What to do → Exclude the pictures and reproduce the remaining data exactly as written.

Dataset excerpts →

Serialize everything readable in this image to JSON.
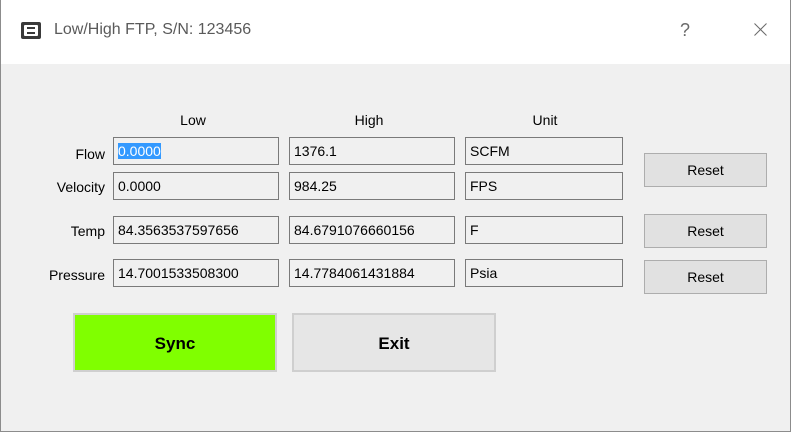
{
  "window": {
    "title": "Low/High FTP, S/N: 123456",
    "help_label": "?"
  },
  "columns": {
    "low": "Low",
    "high": "High",
    "unit": "Unit"
  },
  "rows": [
    {
      "label": "Flow",
      "low": "0.0000",
      "high": "1376.1",
      "unit": "SCFM"
    },
    {
      "label": "Velocity",
      "low": "0.0000",
      "high": "984.25",
      "unit": "FPS"
    },
    {
      "label": "Temp",
      "low": "84.3563537597656",
      "high": "84.6791076660156",
      "unit": "F"
    },
    {
      "label": "Pressure",
      "low": "14.7001533508300",
      "high": "14.7784061431884",
      "unit": "Psia"
    }
  ],
  "buttons": {
    "reset_flow": "Reset",
    "reset_temp": "Reset",
    "reset_pressure": "Reset",
    "sync": "Sync",
    "exit": "Exit"
  }
}
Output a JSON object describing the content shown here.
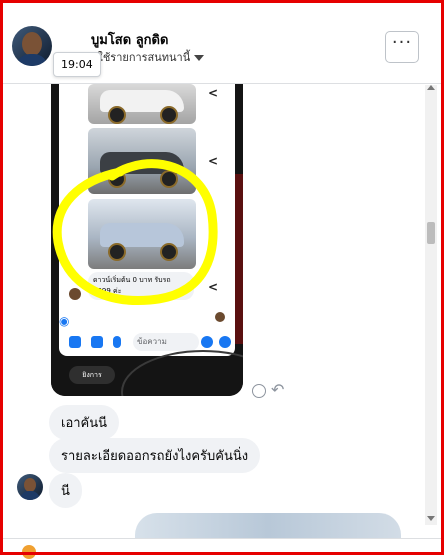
{
  "header": {
    "name": "บูมโสด ลูกดิด",
    "subtitle": "ผู้ใช้รายการสนทนานี้",
    "time_tooltip": "19:04",
    "more_label": "···"
  },
  "screenshot": {
    "caption": "ดาวน์เริ่มต้น 0 บาท รับรถ 1999 ค่ะ",
    "composer_placeholder": "ข้อความ",
    "pill_label": "ยิงการ"
  },
  "messages": [
    {
      "text": "เอาคันนี"
    },
    {
      "text": "รายละเอียดออกรถยังไงครับคันนิ่ง"
    },
    {
      "text": "นี"
    }
  ],
  "colors": {
    "frame": "#e60000",
    "highlight": "#ffff00",
    "bubble": "#f0f2f5",
    "accent": "#1877f2"
  }
}
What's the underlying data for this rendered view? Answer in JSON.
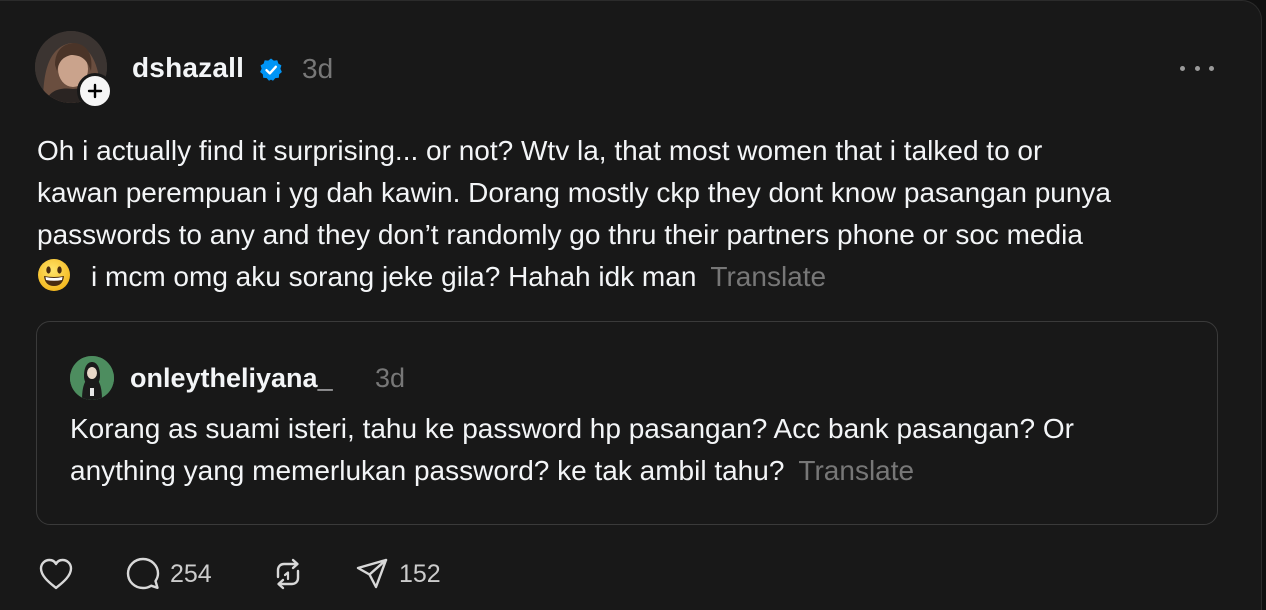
{
  "post": {
    "author": "dshazall",
    "time": "3d",
    "text_lines": [
      "Oh i actually find it surprising... or not? Wtv la, that most women that i talked to or",
      "kawan perempuan i yg dah kawin. Dorang mostly ckp they dont know pasangan punya",
      "passwords to any and they don’t randomly go thru their partners phone or soc media",
      "i mcm omg aku sorang jeke gila? Hahah idk man"
    ],
    "translate_label": "Translate"
  },
  "quote": {
    "author": "onleytheliyana_",
    "time": "3d",
    "text_lines": [
      "Korang as suami isteri, tahu ke password hp pasangan? Acc bank pasangan? Or",
      "anything yang memerlukan password? ke tak ambil tahu?"
    ],
    "translate_label": "Translate"
  },
  "actions": {
    "like_count": "",
    "reply_count": "254",
    "repost_count": "",
    "share_count": "152"
  },
  "icons": {
    "avatar": "avatar-photo",
    "follow": "plus-icon",
    "verified": "verified-badge-icon",
    "more": "more-dots-icon",
    "emoji": "grinning-face-emoji",
    "like": "heart-icon",
    "reply": "speech-bubble-icon",
    "repost": "repost-arrows-icon",
    "share": "paper-plane-icon"
  },
  "colors": {
    "background": "#181818",
    "text": "#f3f5f7",
    "muted": "#777777",
    "verified": "#0095f6"
  }
}
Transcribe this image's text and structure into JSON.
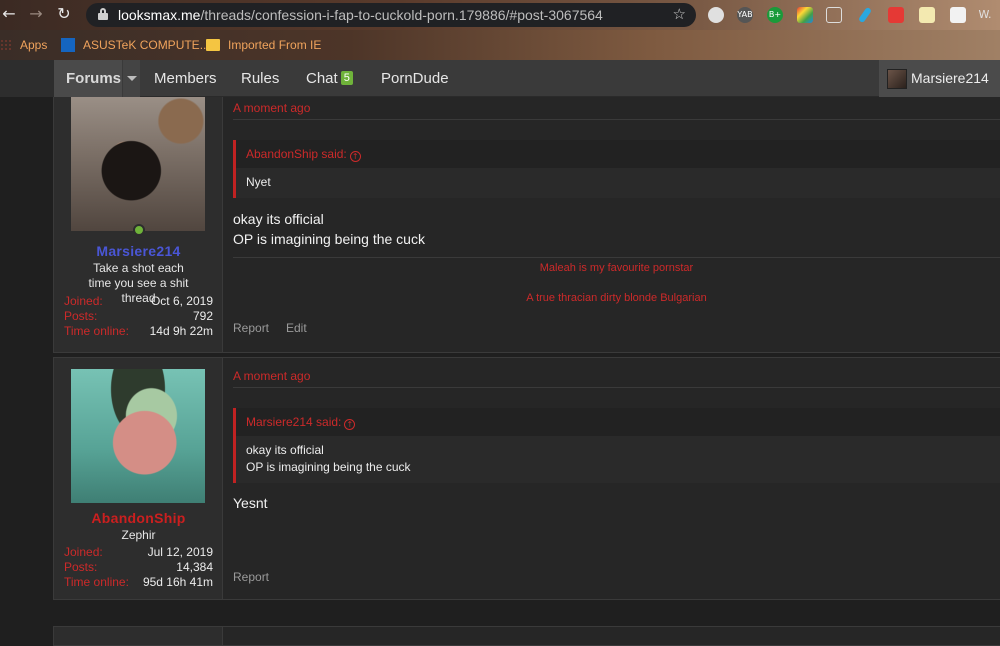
{
  "browser": {
    "url_host": "looksmax.me",
    "url_path": "/threads/confession-i-fap-to-cuckold-porn.179886/#post-3067564",
    "bookmarks": [
      {
        "label": "Apps"
      },
      {
        "label": "ASUSTeK COMPUTE..."
      },
      {
        "label": "Imported From IE"
      }
    ],
    "extensions": [
      "YAB",
      "B+",
      "W."
    ]
  },
  "nav": {
    "forums": "Forums",
    "members": "Members",
    "rules": "Rules",
    "chat": "Chat",
    "chat_badge": "5",
    "porndude": "PornDude",
    "user": "Marsiere214"
  },
  "posts": [
    {
      "username": "Marsiere214",
      "username_color": "#4a56d6",
      "user_title": "Take a shot each time you see a shit thread",
      "stats": [
        {
          "k": "Joined:",
          "v": "Oct 6, 2019"
        },
        {
          "k": "Posts:",
          "v": "792"
        },
        {
          "k": "Time online:",
          "v": "14d 9h 22m"
        }
      ],
      "time": "A moment ago",
      "quote_author": "AbandonShip said:",
      "quote_lines": [
        "Nyet"
      ],
      "message_lines": [
        "okay its official",
        "OP is imagining being the cuck"
      ],
      "signature": [
        "Maleah is my favourite pornstar",
        "A true thracian dirty blonde Bulgarian"
      ],
      "actions": [
        "Report",
        "Edit"
      ]
    },
    {
      "username": "AbandonShip",
      "username_color": "#cc1f1f",
      "user_title": "Zephir",
      "stats": [
        {
          "k": "Joined:",
          "v": "Jul 12, 2019"
        },
        {
          "k": "Posts:",
          "v": "14,384"
        },
        {
          "k": "Time online:",
          "v": "95d 16h 41m"
        }
      ],
      "time": "A moment ago",
      "quote_author": "Marsiere214 said:",
      "quote_lines": [
        "okay its official",
        "OP is imagining being the cuck"
      ],
      "message_lines": [
        "Yesnt"
      ],
      "actions": [
        "Report"
      ]
    }
  ]
}
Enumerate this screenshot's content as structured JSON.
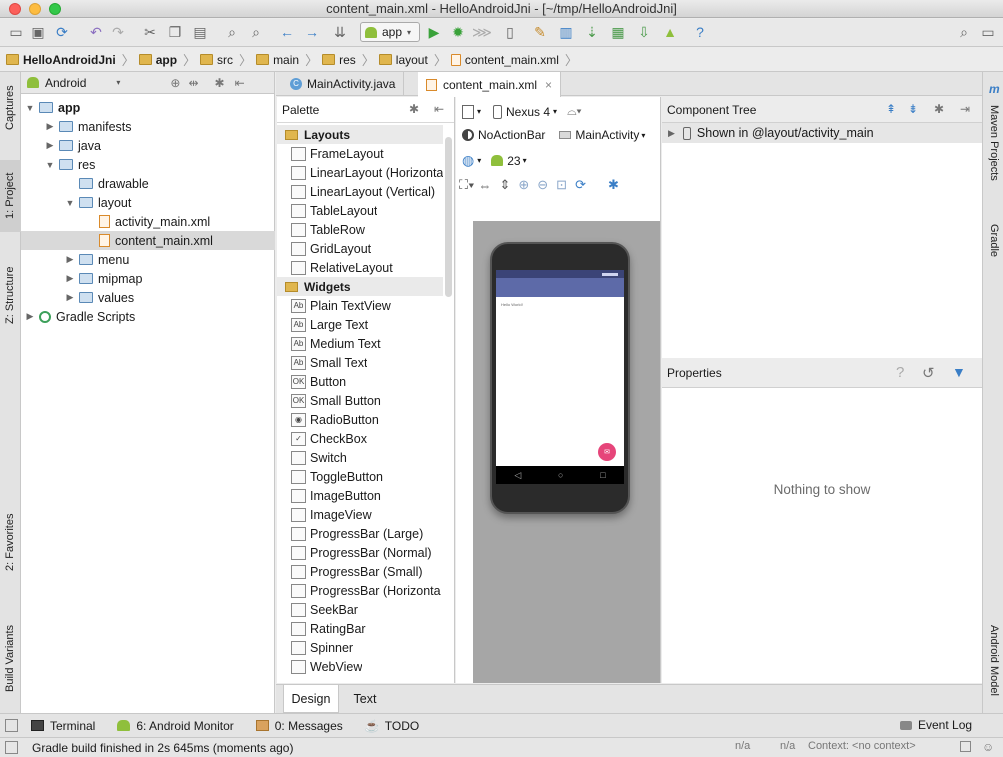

Result of the exercise →
Serialize everything readable in this image to JSON.
{
  "window": {
    "title": "Low/High FTP, S/N: 123456",
    "help_label": "?"
  },
  "columns": {
    "low": "Low",
    "high": "High",
    "unit": "Unit"
  },
  "rows": [
    {
      "label": "Flow",
      "low": "0.0000",
      "high": "1376.1",
      "unit": "SCFM"
    },
    {
      "label": "Velocity",
      "low": "0.0000",
      "high": "984.25",
      "unit": "FPS"
    },
    {
      "label": "Temp",
      "low": "84.3563537597656",
      "high": "84.6791076660156",
      "unit": "F"
    },
    {
      "label": "Pressure",
      "low": "14.7001533508300",
      "high": "14.7784061431884",
      "unit": "Psia"
    }
  ],
  "buttons": {
    "reset_flow": "Reset",
    "reset_temp": "Reset",
    "reset_pressure": "Reset",
    "sync": "Sync",
    "exit": "Exit"
  }
}
Output a JSON object describing the content shown here.
{
  "header": {
    "name": "บูมโสด ลูกดิด",
    "subtitle": "ผู้ใช้รายการสนทนานี้",
    "time_tooltip": "19:04",
    "more_label": "···"
  },
  "screenshot": {
    "caption": "ดาวน์เริ่มต้น 0 บาท รับรถ 1999 ค่ะ",
    "composer_placeholder": "ข้อความ",
    "pill_label": "ยิงการ"
  },
  "messages": [
    {
      "text": "เอาคันนี"
    },
    {
      "text": "รายละเอียดออกรถยังไงครับคันนิ่ง"
    },
    {
      "text": "นี"
    }
  ],
  "colors": {
    "frame": "#e60000",
    "highlight": "#ffff00",
    "bubble": "#f0f2f5",
    "accent": "#1877f2"
  }
}
What's the underlying data for this rendered view? Answer in JSON.
{
  "post": {
    "author": "dshazall",
    "time": "3d",
    "text_lines": [
      "Oh i actually find it surprising... or not? Wtv la, that most women that i talked to or",
      "kawan perempuan i yg dah kawin. Dorang mostly ckp they dont know pasangan punya",
      "passwords to any and they don’t randomly go thru their partners phone or soc media",
      "i mcm omg aku sorang jeke gila? Hahah idk man"
    ],
    "translate_label": "Translate"
  },
  "quote": {
    "author": "onleytheliyana_",
    "time": "3d",
    "text_lines": [
      "Korang as suami isteri, tahu ke password hp pasangan? Acc bank pasangan? Or",
      "anything yang memerlukan password? ke tak ambil tahu?"
    ],
    "translate_label": "Translate"
  },
  "actions": {
    "like_count": "",
    "reply_count": "254",
    "repost_count": "",
    "share_count": "152"
  },
  "icons": {
    "avatar": "avatar-photo",
    "follow": "plus-icon",
    "verified": "verified-badge-icon",
    "more": "more-dots-icon",
    "emoji": "grinning-face-emoji",
    "like": "heart-icon",
    "reply": "speech-bubble-icon",
    "repost": "repost-arrows-icon",
    "share": "paper-plane-icon"
  },
  "colors": {
    "background": "#181818",
    "text": "#f3f5f7",
    "muted": "#777777",
    "verified": "#0095f6"
  }
}
Transcribe this image's text and structure into JSON.
{
  "browser": {
    "url_host": "looksmax.me",
    "url_path": "/threads/confession-i-fap-to-cuckold-porn.179886/#post-3067564",
    "bookmarks": [
      {
        "label": "Apps"
      },
      {
        "label": "ASUSTeK COMPUTE..."
      },
      {
        "label": "Imported From IE"
      }
    ],
    "extensions": [
      "YAB",
      "B+",
      "W."
    ]
  },
  "nav": {
    "forums": "Forums",
    "members": "Members",
    "rules": "Rules",
    "chat": "Chat",
    "chat_badge": "5",
    "porndude": "PornDude",
    "user": "Marsiere214"
  },
  "posts": [
    {
      "username": "Marsiere214",
      "username_color": "#4a56d6",
      "user_title": "Take a shot each time you see a shit thread",
      "stats": [
        {
          "k": "Joined:",
          "v": "Oct 6, 2019"
        },
        {
          "k": "Posts:",
          "v": "792"
        },
        {
          "k": "Time online:",
          "v": "14d 9h 22m"
        }
      ],
      "time": "A moment ago",
      "quote_author": "AbandonShip said:",
      "quote_lines": [
        "Nyet"
      ],
      "message_lines": [
        "okay its official",
        "OP is imagining being the cuck"
      ],
      "signature": [
        "Maleah is my favourite pornstar",
        "A true thracian dirty blonde Bulgarian"
      ],
      "actions": [
        "Report",
        "Edit"
      ]
    },
    {
      "username": "AbandonShip",
      "username_color": "#cc1f1f",
      "user_title": "Zephir",
      "stats": [
        {
          "k": "Joined:",
          "v": "Jul 12, 2019"
        },
        {
          "k": "Posts:",
          "v": "14,384"
        },
        {
          "k": "Time online:",
          "v": "95d 16h 41m"
        }
      ],
      "time": "A moment ago",
      "quote_author": "Marsiere214 said:",
      "quote_lines": [
        "okay its official",
        "OP is imagining being the cuck"
      ],
      "message_lines": [
        "Yesnt"
      ],
      "actions": [
        "Report"
      ]
    }
  ]
}
Enumerate this screenshot's content as structured JSON.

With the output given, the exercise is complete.